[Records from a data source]
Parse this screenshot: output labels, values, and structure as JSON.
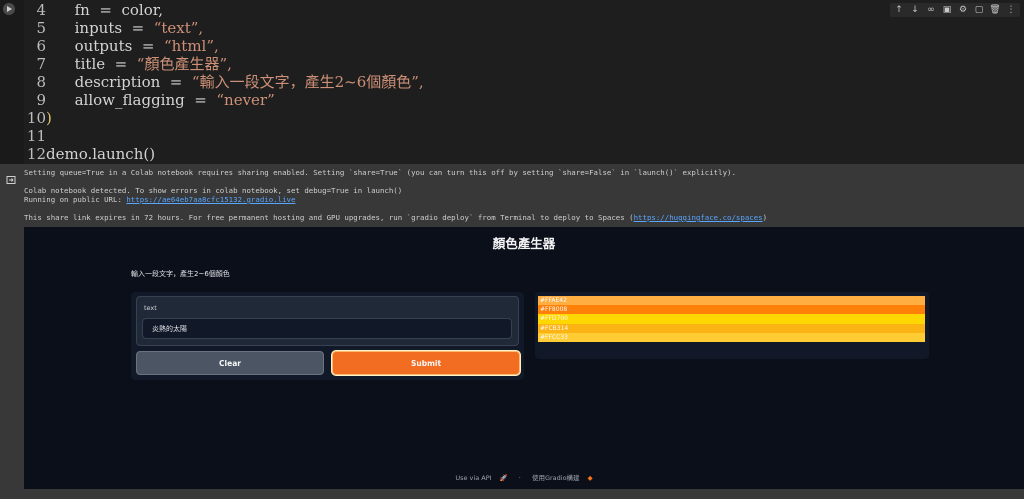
{
  "code": {
    "lines": [
      {
        "num": "4",
        "code": "      fn  =  color,"
      },
      {
        "num": "5",
        "code": "      inputs  =  ",
        "str": "“text”,"
      },
      {
        "num": "6",
        "code": "      outputs  =  ",
        "str": "“html”,"
      },
      {
        "num": "7",
        "code": "      title  =  ",
        "str": "“顏色產生器”,"
      },
      {
        "num": "8",
        "code": "      description  =  ",
        "str": "“輸入一段文字，產生2~6個顏色”,"
      },
      {
        "num": "9",
        "code": "      allow_flagging  =  ",
        "str": "“never”"
      },
      {
        "num": "10",
        "code": ")"
      },
      {
        "num": "11",
        "code": ""
      },
      {
        "num": "12",
        "code": "demo.launch()"
      }
    ]
  },
  "output": {
    "log": [
      "Setting queue=True in a Colab notebook requires sharing enabled. Setting `share=True` (you can turn this off by setting `share=False` in `launch()` explicitly).",
      "",
      "Colab notebook detected. To show errors in colab notebook, set debug=True in launch()",
      "Running on public URL: ",
      "",
      "This share link expires in 72 hours. For free permanent hosting and GPU upgrades, run `gradio deploy` from Terminal to deploy to Spaces ("
    ],
    "public_url": "https://ae64eb7aa8cfc15132.gradio.live",
    "spaces_url": "https://huggingface.co/spaces",
    "log_end": ")"
  },
  "app": {
    "title": "顏色產生器",
    "description": "輸入一段文字，產生2~6個顏色",
    "input_label": "text",
    "input_value": "炎熱的太陽",
    "clear_label": "Clear",
    "submit_label": "Submit",
    "colors": [
      {
        "hex": "#FFAE42"
      },
      {
        "hex": "#FF8008"
      },
      {
        "hex": "#FFD700"
      },
      {
        "hex": "#FCB314"
      },
      {
        "hex": "#FFCC33"
      }
    ],
    "footer_api": "Use via API",
    "footer_sep": "·",
    "footer_built": "使用Gradio構建"
  },
  "colors": {
    "accent": "#F26D21",
    "app_bg": "#0B0F19"
  }
}
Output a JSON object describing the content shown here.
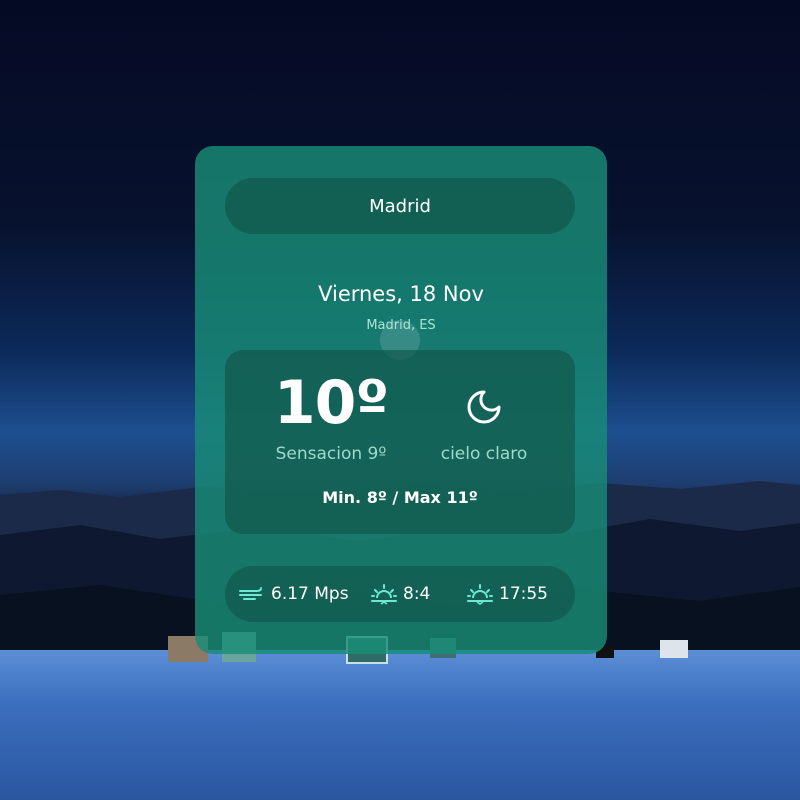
{
  "weather": {
    "city": "Madrid",
    "date": "Viernes, 18 Nov",
    "location": "Madrid, ES",
    "temperature": "10º",
    "feels_like": "Sensacion 9º",
    "condition": "cielo claro",
    "condition_icon": "crescent-moon-icon",
    "min_max": "Min. 8º / Max 11º"
  },
  "stats": {
    "wind": {
      "icon": "wind-icon",
      "value": "6.17 Mps"
    },
    "sunrise": {
      "icon": "sunrise-icon",
      "value": "8:4"
    },
    "sunset": {
      "icon": "sunset-icon",
      "value": "17:55"
    }
  },
  "colors": {
    "card": "#198c76",
    "panel": "#12584c",
    "icon_accent": "#6ee8cf",
    "muted_text": "#9fd9ca"
  }
}
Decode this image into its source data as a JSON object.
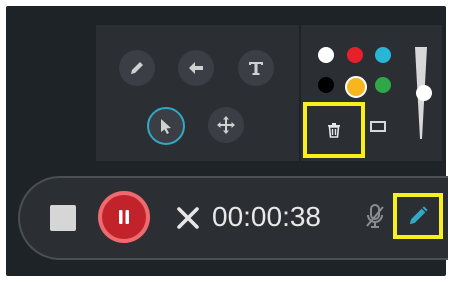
{
  "toolbar": {
    "timer": "00:00:38"
  },
  "drawing_panel": {
    "tools": [
      {
        "name": "pen",
        "icon": "pencil-icon"
      },
      {
        "name": "arrow",
        "icon": "arrow-left-icon"
      },
      {
        "name": "text",
        "icon": "text-icon"
      },
      {
        "name": "select",
        "icon": "cursor-icon",
        "active": true
      },
      {
        "name": "move",
        "icon": "move-icon"
      }
    ],
    "colors": [
      "#ffffff",
      "#e8202a",
      "#28b6d6",
      "#000000",
      "#f7b51e",
      "#2fa84a"
    ],
    "selected_color": "#f7b51e",
    "stroke_size_fraction": 0.55
  },
  "accent": {
    "highlight": "#f7ef1e",
    "active_ring": "#31a8c4",
    "record": "#c2222a"
  }
}
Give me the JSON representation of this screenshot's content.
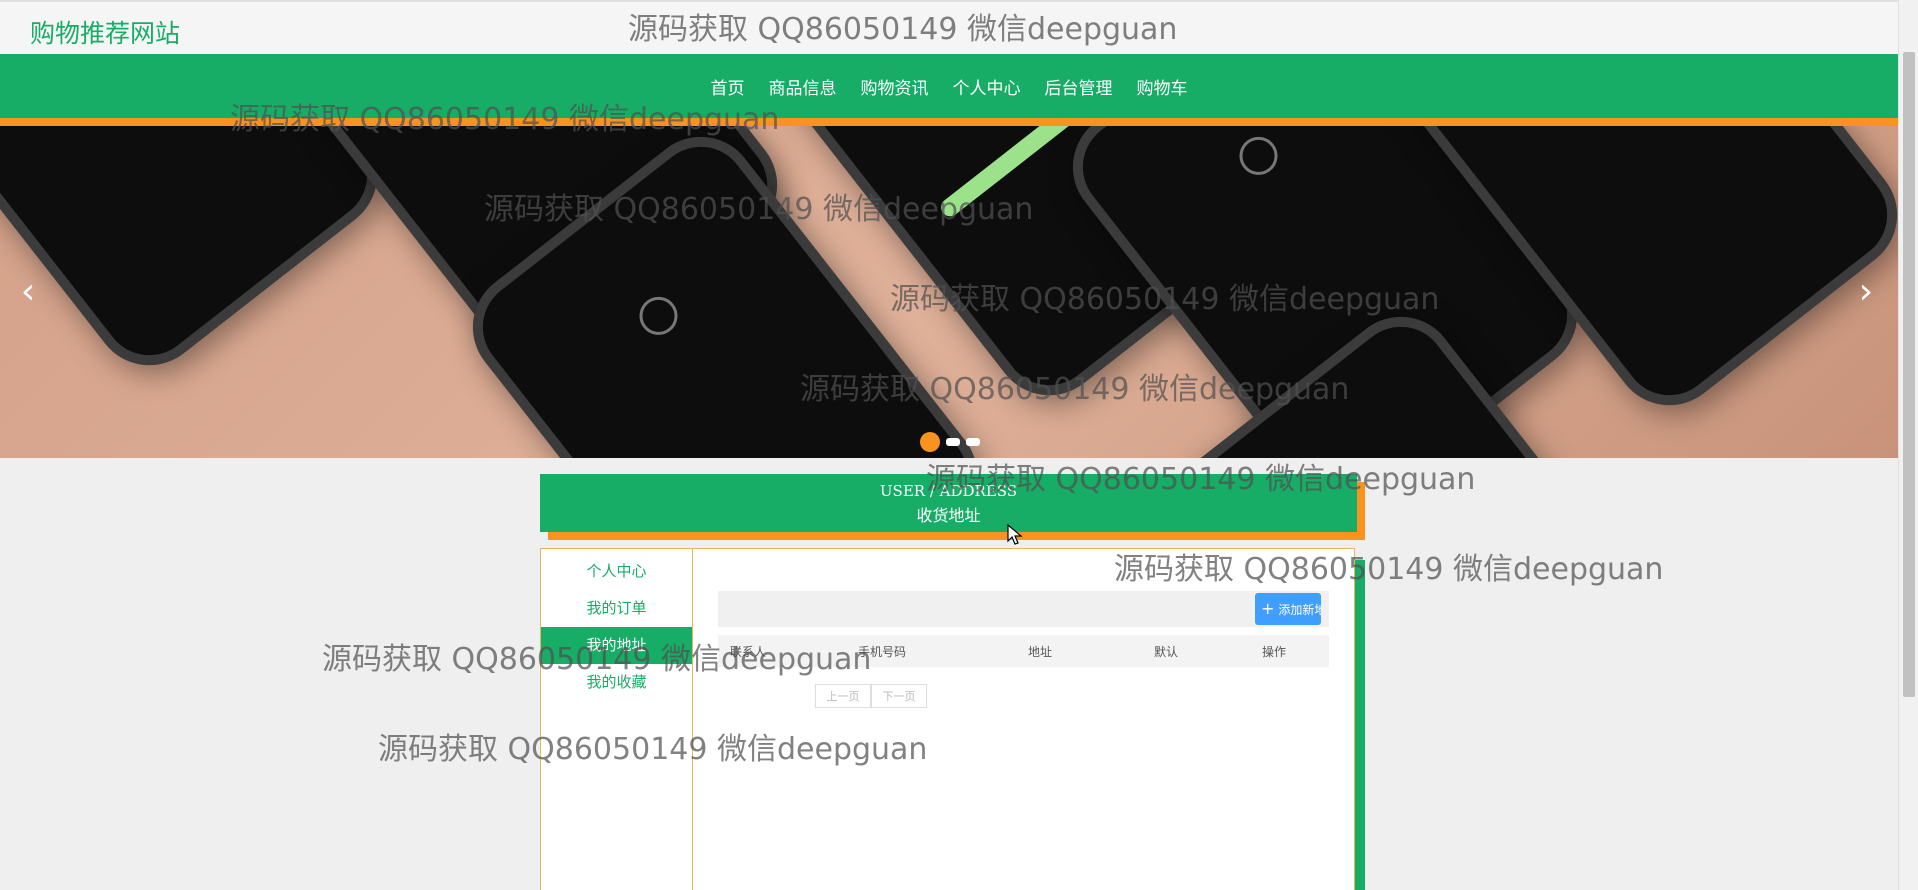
{
  "site": {
    "title": "购物推荐网站"
  },
  "nav": {
    "items": [
      "首页",
      "商品信息",
      "购物资讯",
      "个人中心",
      "后台管理",
      "购物车"
    ]
  },
  "banner": {
    "prev_icon": "‹",
    "next_icon": "›"
  },
  "section": {
    "title_en": "USER / ADDRESS",
    "title_cn": "收货地址"
  },
  "sidebar": {
    "items": [
      "个人中心",
      "我的订单",
      "我的地址",
      "我的收藏"
    ],
    "active": "我的地址"
  },
  "toolbar": {
    "add_label": "添加新地址",
    "add_icon": "+"
  },
  "table": {
    "headers": [
      "联系人",
      "手机号码",
      "地址",
      "默认",
      "操作"
    ]
  },
  "pager": {
    "prev": "上一页",
    "next": "下一页"
  },
  "watermark": "源码获取 QQ86050149 微信deepguan",
  "colors": {
    "primary": "#17ad67",
    "accent": "#f7931e",
    "button": "#409eff"
  }
}
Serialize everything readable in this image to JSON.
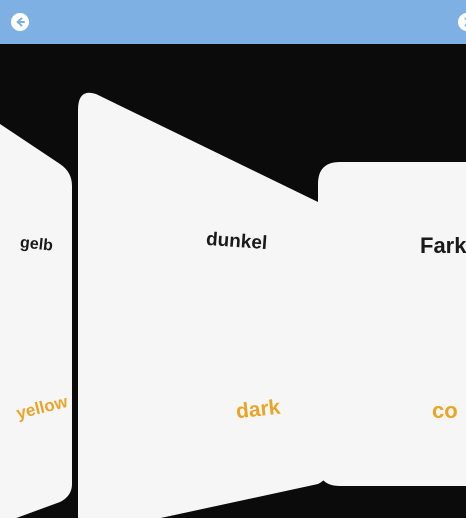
{
  "toolbar": {
    "back_icon": "arrow-left-circle-icon",
    "forward_icon": "arrow-right-circle-icon",
    "bar_color": "#7fb0e3"
  },
  "colors": {
    "stage_bg": "#0b0b0b",
    "card_bg": "#f6f6f6",
    "word_de": "#1a1a1a",
    "word_en": "#e9a52a"
  },
  "cards": [
    {
      "word": "gelb",
      "translation": "yellow"
    },
    {
      "word": "dunkel",
      "translation": "dark"
    },
    {
      "word": "Fark",
      "translation": "co"
    }
  ]
}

**Work required:** Look through the lines above and collect those with the word "image".

**Correct output:**
Decode this image into its source data as a JSON object.
Serialize everything readable in this image to JSON.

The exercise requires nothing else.